-- Begin --

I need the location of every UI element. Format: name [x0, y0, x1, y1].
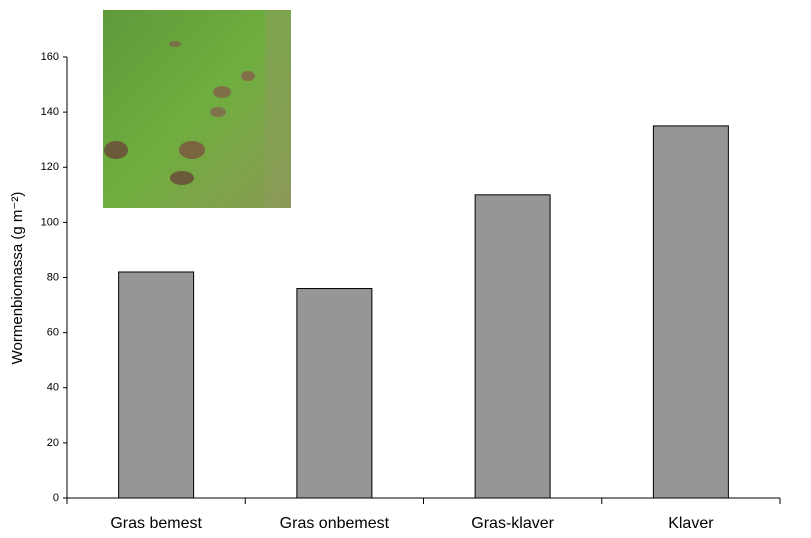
y-tick-label: 80	[47, 271, 59, 283]
bar	[297, 289, 372, 498]
y-tick-label: 120	[41, 161, 59, 173]
y-tick-label: 60	[47, 327, 59, 339]
x-tick-label: Gras bemest	[110, 515, 202, 532]
y-tick-label: 140	[41, 106, 59, 118]
y-tick-label: 160	[41, 51, 59, 63]
bar	[653, 126, 728, 498]
x-tick-label: Klaver	[668, 515, 714, 532]
y-axis-label: Wormenbiomassa (g m⁻²)	[9, 192, 26, 365]
bar	[475, 195, 550, 498]
photo	[103, 10, 291, 208]
y-tick-label: 40	[47, 382, 59, 394]
x-tick-label: Gras-klaver	[471, 515, 554, 532]
y-tick-label: 0	[53, 492, 59, 504]
chart: Wormenbiomassa (g m⁻²) 0 20 40 60 80 100 120 14…	[0, 0, 811, 538]
bar	[119, 272, 194, 498]
x-tick-label: Gras onbemest	[280, 515, 390, 532]
y-tick-label: 100	[41, 216, 59, 228]
y-tick-label: 20	[47, 437, 59, 449]
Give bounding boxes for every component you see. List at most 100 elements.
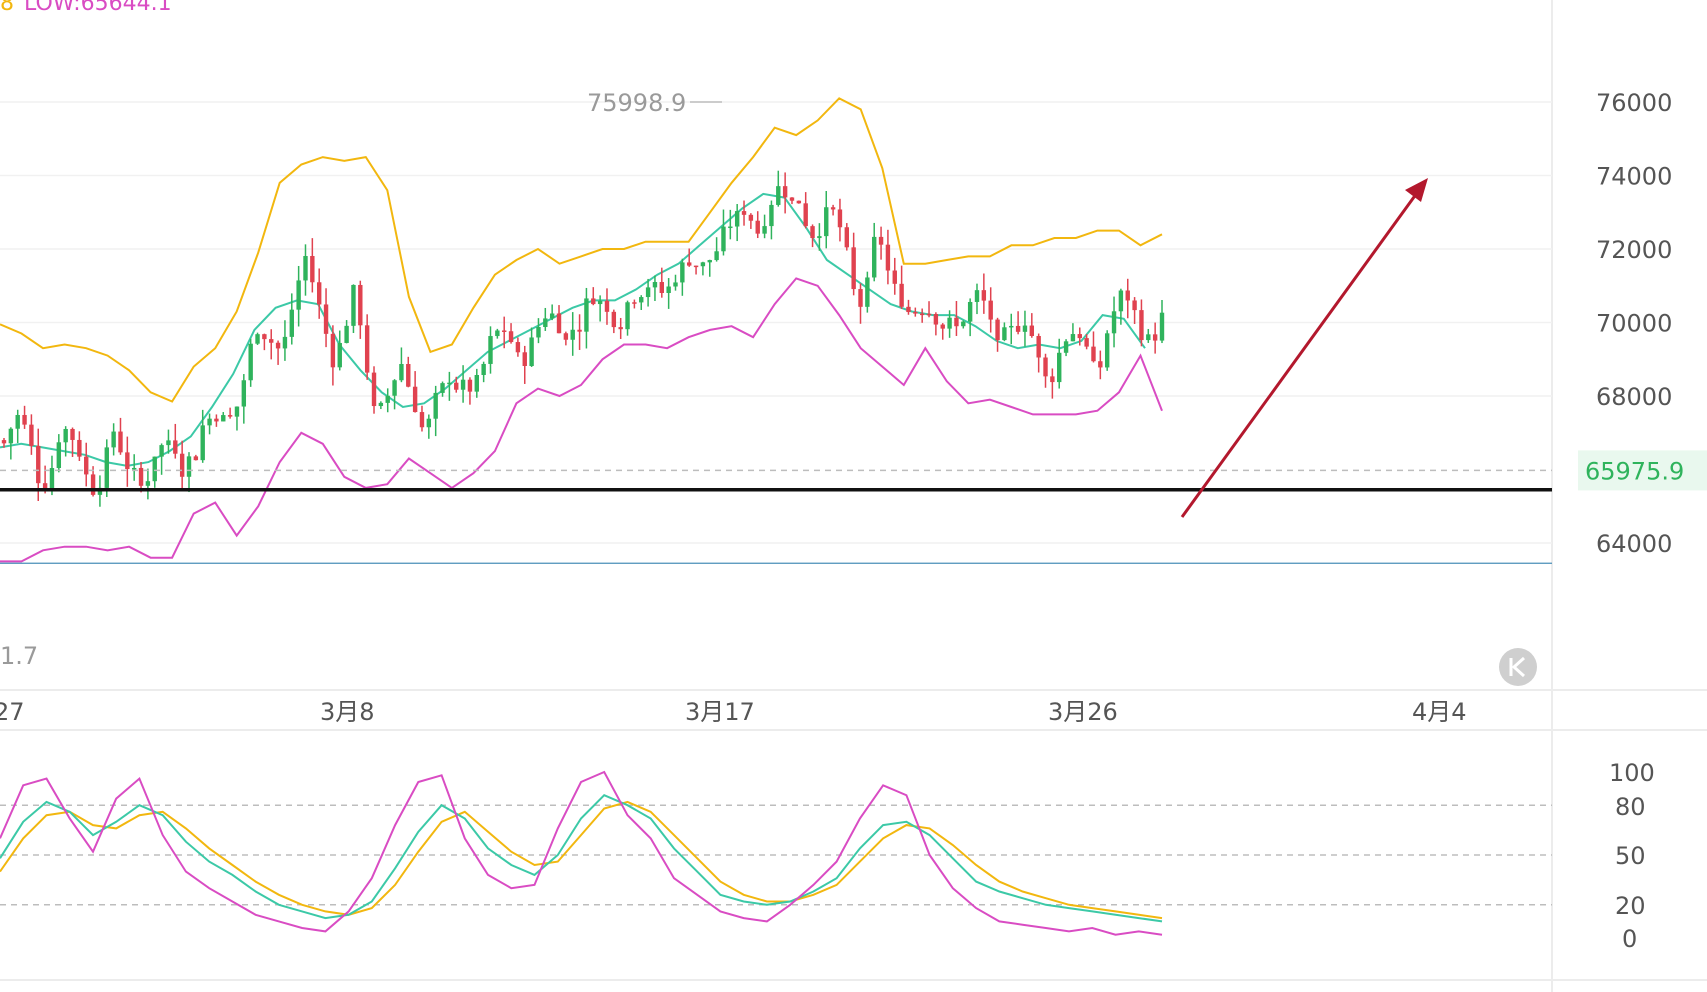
candle-body xyxy=(741,211,747,215)
candle-body xyxy=(70,428,75,440)
candle-body xyxy=(145,481,151,486)
candle-body xyxy=(131,467,137,470)
candle-body xyxy=(207,418,212,426)
candle-body xyxy=(961,321,966,327)
candle-body xyxy=(673,282,678,287)
oscillator-tick-label: 0 xyxy=(1622,925,1637,953)
candle-body xyxy=(269,339,274,343)
candle-body xyxy=(632,302,637,304)
candle-body xyxy=(1015,325,1021,332)
collapse-icon xyxy=(1509,656,1526,678)
candle-body xyxy=(8,428,14,444)
candle-body xyxy=(392,380,397,396)
candle-body xyxy=(940,324,945,329)
candle-body xyxy=(221,415,226,422)
candle-body xyxy=(1084,338,1089,347)
oscillator-d-line xyxy=(0,800,1163,920)
candle-body xyxy=(1002,327,1007,341)
candle-body xyxy=(118,431,123,453)
candle-body xyxy=(1029,325,1035,336)
candle-body xyxy=(536,327,541,338)
oscillator-tick-label: 80 xyxy=(1615,793,1646,821)
candle-body xyxy=(693,265,699,268)
candle-body xyxy=(707,260,712,263)
candle-body xyxy=(166,440,171,446)
candle-body xyxy=(974,290,980,302)
candle-body xyxy=(1070,334,1076,342)
candle-body xyxy=(995,319,1000,341)
candle-body xyxy=(316,282,322,305)
candle-body xyxy=(885,244,891,271)
candle-body xyxy=(159,445,164,457)
candle-body xyxy=(36,445,41,484)
date-axis: 27 3月8 3月17 3月26 4月4 xyxy=(0,698,1467,726)
bollinger-lower-line xyxy=(0,277,1163,563)
oscillator-tick-label: 50 xyxy=(1615,842,1646,870)
candle-body xyxy=(769,204,774,227)
candle-body xyxy=(42,483,48,490)
candle-body xyxy=(248,343,253,381)
candle-body xyxy=(1146,334,1151,341)
price-levels xyxy=(0,469,1552,564)
candle-body xyxy=(789,197,795,201)
forecast-arrow-line xyxy=(1180,185,1424,518)
legend-prefix: 8 xyxy=(0,0,14,16)
candle-body xyxy=(262,334,267,340)
candle-body xyxy=(488,336,493,364)
candle-body xyxy=(872,236,877,278)
bollinger-upper-line xyxy=(0,97,1163,403)
candle-body xyxy=(782,186,788,198)
candle-body xyxy=(865,277,870,307)
candle-body xyxy=(1111,311,1117,334)
candle-body xyxy=(817,236,822,239)
candle-body xyxy=(1057,352,1062,383)
candle-body xyxy=(385,395,390,403)
candle-body xyxy=(412,386,418,413)
price-tick-label: 68000 xyxy=(1596,383,1672,411)
candle-body xyxy=(214,418,219,422)
candle-body xyxy=(803,203,808,227)
candle-body xyxy=(933,314,939,325)
candle-body xyxy=(481,363,486,376)
collapse-button-bg[interactable] xyxy=(1499,648,1537,686)
candle-body xyxy=(591,298,596,305)
candle-body xyxy=(810,226,815,239)
candle-body xyxy=(200,425,205,461)
candle-body xyxy=(440,383,445,393)
candle-body xyxy=(666,286,671,294)
candle-body xyxy=(330,333,336,368)
candle-body xyxy=(296,280,301,310)
candle-body xyxy=(84,456,89,475)
oscillator-tick-label: 100 xyxy=(1609,759,1655,787)
candle-body xyxy=(1,440,7,444)
candle-body xyxy=(1098,361,1103,368)
candle-body xyxy=(645,287,651,298)
candle-body xyxy=(755,220,760,234)
high-annotation-label: 75998.9 xyxy=(587,89,686,117)
candle-body xyxy=(796,200,802,204)
chart-annotations: 65975.9 75998.9 1.7 xyxy=(0,89,1707,670)
candle-body xyxy=(406,364,411,387)
candle-body xyxy=(714,251,719,261)
candle-body xyxy=(419,412,425,428)
candle-body xyxy=(700,262,706,267)
collapse-button[interactable] xyxy=(1499,648,1537,686)
candle-body xyxy=(22,414,27,425)
candle-body xyxy=(104,447,109,488)
candle-body xyxy=(502,330,507,332)
candle-body xyxy=(454,382,459,390)
candle-body xyxy=(378,402,384,407)
candle-body xyxy=(878,236,884,245)
candle-body xyxy=(899,283,904,307)
candle-body xyxy=(762,226,767,234)
candle-body xyxy=(1077,334,1082,339)
candle-body xyxy=(597,300,603,305)
candle-body xyxy=(1152,334,1158,341)
candle-body xyxy=(495,330,500,337)
candle-body xyxy=(919,313,925,316)
candle-body xyxy=(49,468,55,490)
candle-body xyxy=(906,306,911,313)
candle-body xyxy=(337,342,342,368)
candle-body xyxy=(460,379,466,390)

-- End --

● **Given request**
Rewrite all the lines above as a Markdown table with two columns, Row and Line, giving each row a number. Leave out blank lines and the pictures.

● **Finished exercise**
| Row | Line |
|---|---|
| 1 | I need the location of every UI element. Format: name [x0, y0, x1, y1]. |
| 2 | y-tick-label: 80	[47, 271, 59, 283] |
| 3 | bar	[297, 289, 372, 498] |
| 4 | y-tick-label: 120	[41, 161, 59, 173] |
| 5 | y-tick-label: 60	[47, 327, 59, 339] |
| 6 | x-tick-label: Gras bemest	[110, 515, 202, 532] |
| 7 | y-tick-label: 140	[41, 106, 59, 118] |
| 8 | y-tick-label: 160	[41, 51, 59, 63] |
| 9 | bar	[653, 126, 728, 498] |
| 10 | x-tick-label: Klaver	[668, 515, 714, 532] |
| 11 | y-axis-label: Wormenbiomassa (g m⁻²)	[9, 192, 26, 365] |
| 12 | bar	[475, 195, 550, 498] |
| 13 | photo	[103, 10, 291, 208] |
| 14 | y-tick-label: 40	[47, 382, 59, 394] |
| 15 | x-tick-label: Gras-klaver	[471, 515, 554, 532] |
| 16 | y-tick-label: 0	[53, 492, 59, 504] |
| 17 | chart: Wormenbiomassa (g m⁻²) 0 20 40 60 80 100 120 14…	[0, 0, 811, 538] |
| 18 | bar	[119, 272, 194, 498] |
| 19 | x-tick-label: Gras onbemest	[280, 515, 390, 532] |
| 20 | y-tick-label: 100	[41, 216, 59, 228] |
| 21 | y-tick-label: 20	[47, 437, 59, 449] |
| 22 | Give bounding boxes for every component you see. List at most 100 elements. |
| 23 | candle-body xyxy=(741,211,747,215) |
| 24 | candle-body xyxy=(70,428,75,440) |
| 25 | candle-body xyxy=(145,481,151,486) |
| 26 | candle-body xyxy=(131,467,137,470) |
| 27 | candle-body xyxy=(207,418,212,426) |
| 28 | candle-body xyxy=(961,321,966,327) |
| 29 | candle-body xyxy=(673,282,678,287) |
| 30 | oscillator-tick-label: 0 xyxy=(1622,925,1637,953) |
| 31 | candle-body xyxy=(269,339,274,343) |
| 32 | candle-body xyxy=(632,302,637,304) |
| 33 | candle-body xyxy=(1015,325,1021,332) |
| 34 | collapse-icon xyxy=(1509,656,1526,678) |
| 35 | candle-body xyxy=(8,428,14,444) |
| 36 | candle-body xyxy=(392,380,397,396) |
| 37 | candle-body xyxy=(940,324,945,329) |
| 38 | candle-body xyxy=(221,415,226,422) |
| 39 | candle-body xyxy=(1084,338,1089,347) |
| 40 | oscillator-d-line xyxy=(0,800,1163,920) |
| 41 | candle-body xyxy=(1002,327,1007,341) |
| 42 | candle-body xyxy=(118,431,123,453) |
| 43 | candle-body xyxy=(1029,325,1035,336) |
| 44 | candle-body xyxy=(536,327,541,338) |
| 45 | oscillator-tick-label: 80 xyxy=(1615,793,1646,821) |
| 46 | candle-body xyxy=(693,265,699,268) |
| 47 | candle-body xyxy=(707,260,712,263) |
| 48 | candle-body xyxy=(166,440,171,446) |
| 49 | candle-body xyxy=(974,290,980,302) |
| 50 | candle-body xyxy=(1070,334,1076,342) |
| 51 | candle-body xyxy=(995,319,1000,341) |
| 52 | candle-body xyxy=(316,282,322,305) |
| 53 | candle-body xyxy=(885,244,891,271) |
| 54 | candle-body xyxy=(159,445,164,457) |
| 55 | candle-body xyxy=(36,445,41,484) |
| 56 | date-axis: 27 3月8 3月17 3月26 4月4 xyxy=(0,698,1467,726) |
| 57 | bollinger-lower-line xyxy=(0,277,1163,563) |
| 58 | oscillator-tick-label: 50 xyxy=(1615,842,1646,870) |
| 59 | candle-body xyxy=(769,204,774,227) |
| 60 | candle-body xyxy=(42,483,48,490) |
| 61 | candle-body xyxy=(248,343,253,381) |
| 62 | candle-body xyxy=(1146,334,1151,341) |
| 63 | price-levels xyxy=(0,469,1552,564) |
| 64 | candle-body xyxy=(789,197,795,201) |
| 65 | forecast-arrow-line xyxy=(1180,185,1424,518) |
| 66 | legend-prefix: 8 xyxy=(0,0,14,16) |
| 67 | candle-body xyxy=(262,334,267,340) |
| 68 | candle-body xyxy=(488,336,493,364) |
| 69 | candle-body xyxy=(872,236,877,278) |
| 70 | bollinger-upper-line xyxy=(0,97,1163,403) |
| 71 | candle-body xyxy=(782,186,788,198) |
| 72 | candle-body xyxy=(865,277,870,307) |
| 73 | candle-body xyxy=(1111,311,1117,334) |
| 74 | candle-body xyxy=(817,236,822,239) |
| 75 | candle-body xyxy=(1057,352,1062,383) |
| 76 | candle-body xyxy=(385,395,390,403) |
| 77 | candle-body xyxy=(412,386,418,413) |
| 78 | price-tick-label: 68000 xyxy=(1596,383,1672,411) |
| 79 | candle-body xyxy=(214,418,219,422) |
| 80 | candle-body xyxy=(803,203,808,227) |
| 81 | candle-body xyxy=(933,314,939,325) |
| 82 | candle-body xyxy=(481,363,486,376) |
| 83 | collapse-button-bg[interactable] xyxy=(1499,648,1537,686) |
| 84 | candle-body xyxy=(591,298,596,305) |
| 85 | candle-body xyxy=(810,226,815,239) |
| 86 | candle-body xyxy=(200,425,205,461) |
| 87 | candle-body xyxy=(440,383,445,393) |
| 88 | candle-body xyxy=(666,286,671,294) |
| 89 | candle-body xyxy=(330,333,336,368) |
| 90 | candle-body xyxy=(296,280,301,310) |
| 91 | candle-body xyxy=(84,456,89,475) |
| 92 | oscillator-tick-label: 100 xyxy=(1609,759,1655,787) |
| 93 | candle-body xyxy=(1,440,7,444) |
| 94 | candle-body xyxy=(1098,361,1103,368) |
| 95 | candle-body xyxy=(645,287,651,298) |
| 96 | candle-body xyxy=(755,220,760,234) |
| 97 | high-annotation-label: 75998.9 xyxy=(587,89,686,117) |
| 98 | candle-body xyxy=(796,200,802,204) |
| 99 | chart-annotations: 65975.9 75998.9 1.7 xyxy=(0,89,1707,670) |
| 100 | candle-body xyxy=(406,364,411,387) |
| 101 | candle-body xyxy=(714,251,719,261) |
| 102 | candle-body xyxy=(419,412,425,428) |
| 103 | candle-body xyxy=(700,262,706,267) |
| 104 | collapse-button[interactable] xyxy=(1499,648,1537,686) |
| 105 | candle-body xyxy=(22,414,27,425) |
| 106 | candle-body xyxy=(104,447,109,488) |
| 107 | candle-body xyxy=(502,330,507,332) |
| 108 | candle-body xyxy=(454,382,459,390) |
| 109 | candle-body xyxy=(378,402,384,407) |
| 110 | candle-body xyxy=(878,236,884,245) |
| 111 | candle-body xyxy=(899,283,904,307) |
| 112 | candle-body xyxy=(762,226,767,234) |
| 113 | candle-body xyxy=(1077,334,1082,339) |
| 114 | candle-body xyxy=(597,300,603,305) |
| 115 | candle-body xyxy=(1152,334,1158,341) |
| 116 | candle-body xyxy=(495,330,500,337) |
| 117 | candle-body xyxy=(919,313,925,316) |
| 118 | candle-body xyxy=(49,468,55,490) |
| 119 | candle-body xyxy=(906,306,911,313) |
| 120 | candle-body xyxy=(337,342,342,368) |
| 121 | candle-body xyxy=(460,379,466,390) |